(Collected data)
====================

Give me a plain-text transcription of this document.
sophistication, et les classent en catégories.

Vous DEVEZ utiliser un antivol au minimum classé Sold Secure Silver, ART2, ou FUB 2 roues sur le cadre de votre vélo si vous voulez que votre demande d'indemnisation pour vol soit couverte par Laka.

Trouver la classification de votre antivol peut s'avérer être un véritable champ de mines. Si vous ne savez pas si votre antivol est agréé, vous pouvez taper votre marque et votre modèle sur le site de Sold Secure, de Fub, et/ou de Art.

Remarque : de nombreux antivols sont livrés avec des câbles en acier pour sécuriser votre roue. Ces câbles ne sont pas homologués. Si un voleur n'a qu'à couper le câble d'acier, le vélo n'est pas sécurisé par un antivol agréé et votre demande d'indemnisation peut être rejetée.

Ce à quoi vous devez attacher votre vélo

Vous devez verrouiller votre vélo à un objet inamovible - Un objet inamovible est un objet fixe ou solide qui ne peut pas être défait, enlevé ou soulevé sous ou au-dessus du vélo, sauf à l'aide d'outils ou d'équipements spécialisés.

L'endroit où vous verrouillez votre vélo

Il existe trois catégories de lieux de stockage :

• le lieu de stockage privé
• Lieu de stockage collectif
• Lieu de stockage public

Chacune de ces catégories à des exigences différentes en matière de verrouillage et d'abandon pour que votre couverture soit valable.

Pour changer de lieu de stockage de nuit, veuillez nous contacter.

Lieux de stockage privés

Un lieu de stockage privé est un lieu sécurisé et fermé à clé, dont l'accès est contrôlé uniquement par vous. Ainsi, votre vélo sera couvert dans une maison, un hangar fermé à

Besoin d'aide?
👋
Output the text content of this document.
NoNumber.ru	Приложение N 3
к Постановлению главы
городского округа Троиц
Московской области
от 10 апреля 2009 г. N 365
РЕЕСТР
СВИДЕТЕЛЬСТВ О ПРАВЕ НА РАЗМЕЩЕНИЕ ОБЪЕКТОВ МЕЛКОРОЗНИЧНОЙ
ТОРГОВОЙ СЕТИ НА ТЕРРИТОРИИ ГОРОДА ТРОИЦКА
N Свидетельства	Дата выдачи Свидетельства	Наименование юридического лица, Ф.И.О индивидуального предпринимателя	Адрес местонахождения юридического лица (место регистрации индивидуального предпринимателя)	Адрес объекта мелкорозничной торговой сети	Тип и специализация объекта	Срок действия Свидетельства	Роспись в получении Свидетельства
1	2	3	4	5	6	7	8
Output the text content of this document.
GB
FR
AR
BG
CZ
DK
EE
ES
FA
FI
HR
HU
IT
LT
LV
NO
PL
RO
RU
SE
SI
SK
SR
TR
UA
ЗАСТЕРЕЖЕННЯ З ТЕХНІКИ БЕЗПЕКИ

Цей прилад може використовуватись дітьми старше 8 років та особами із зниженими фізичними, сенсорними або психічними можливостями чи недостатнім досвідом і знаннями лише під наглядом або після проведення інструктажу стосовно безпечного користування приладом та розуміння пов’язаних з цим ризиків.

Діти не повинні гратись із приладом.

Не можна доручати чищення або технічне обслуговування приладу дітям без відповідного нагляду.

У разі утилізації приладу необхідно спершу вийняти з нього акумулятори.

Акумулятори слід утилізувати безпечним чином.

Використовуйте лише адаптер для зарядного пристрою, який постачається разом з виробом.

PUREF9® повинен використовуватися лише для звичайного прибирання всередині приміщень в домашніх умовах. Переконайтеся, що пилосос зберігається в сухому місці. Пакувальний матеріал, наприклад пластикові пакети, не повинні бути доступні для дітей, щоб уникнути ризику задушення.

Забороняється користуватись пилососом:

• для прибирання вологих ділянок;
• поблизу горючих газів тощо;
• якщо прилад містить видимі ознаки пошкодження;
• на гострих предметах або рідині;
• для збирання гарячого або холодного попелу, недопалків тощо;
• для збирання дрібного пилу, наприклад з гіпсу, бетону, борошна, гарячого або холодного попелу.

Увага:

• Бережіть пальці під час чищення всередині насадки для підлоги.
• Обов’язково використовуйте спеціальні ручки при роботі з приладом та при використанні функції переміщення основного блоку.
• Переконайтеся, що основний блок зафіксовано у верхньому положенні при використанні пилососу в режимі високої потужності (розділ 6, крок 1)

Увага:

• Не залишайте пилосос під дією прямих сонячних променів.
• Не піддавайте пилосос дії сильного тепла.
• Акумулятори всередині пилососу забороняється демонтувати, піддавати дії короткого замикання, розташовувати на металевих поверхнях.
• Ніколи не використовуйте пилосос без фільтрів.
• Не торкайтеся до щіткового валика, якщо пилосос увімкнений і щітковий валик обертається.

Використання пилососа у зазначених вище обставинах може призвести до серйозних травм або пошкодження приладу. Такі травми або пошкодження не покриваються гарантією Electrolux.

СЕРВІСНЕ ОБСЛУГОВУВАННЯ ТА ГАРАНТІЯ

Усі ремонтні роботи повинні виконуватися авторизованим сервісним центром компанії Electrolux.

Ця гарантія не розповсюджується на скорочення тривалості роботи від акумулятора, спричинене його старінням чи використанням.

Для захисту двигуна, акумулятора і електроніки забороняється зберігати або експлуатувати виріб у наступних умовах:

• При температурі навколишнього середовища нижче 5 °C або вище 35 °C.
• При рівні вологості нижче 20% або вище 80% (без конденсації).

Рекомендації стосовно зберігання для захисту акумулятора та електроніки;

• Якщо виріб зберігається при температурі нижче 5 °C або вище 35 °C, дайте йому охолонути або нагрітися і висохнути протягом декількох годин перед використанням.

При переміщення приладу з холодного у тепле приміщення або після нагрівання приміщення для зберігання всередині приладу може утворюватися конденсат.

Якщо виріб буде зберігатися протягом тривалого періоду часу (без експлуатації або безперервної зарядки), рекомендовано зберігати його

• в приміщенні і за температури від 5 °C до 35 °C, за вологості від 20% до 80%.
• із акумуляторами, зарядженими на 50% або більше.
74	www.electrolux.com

====================

> **OBJECTIVE**:
How many lines of the entries above hold the string "захисту"? Reply with the number alone.

> **FINISHED TASK**:
2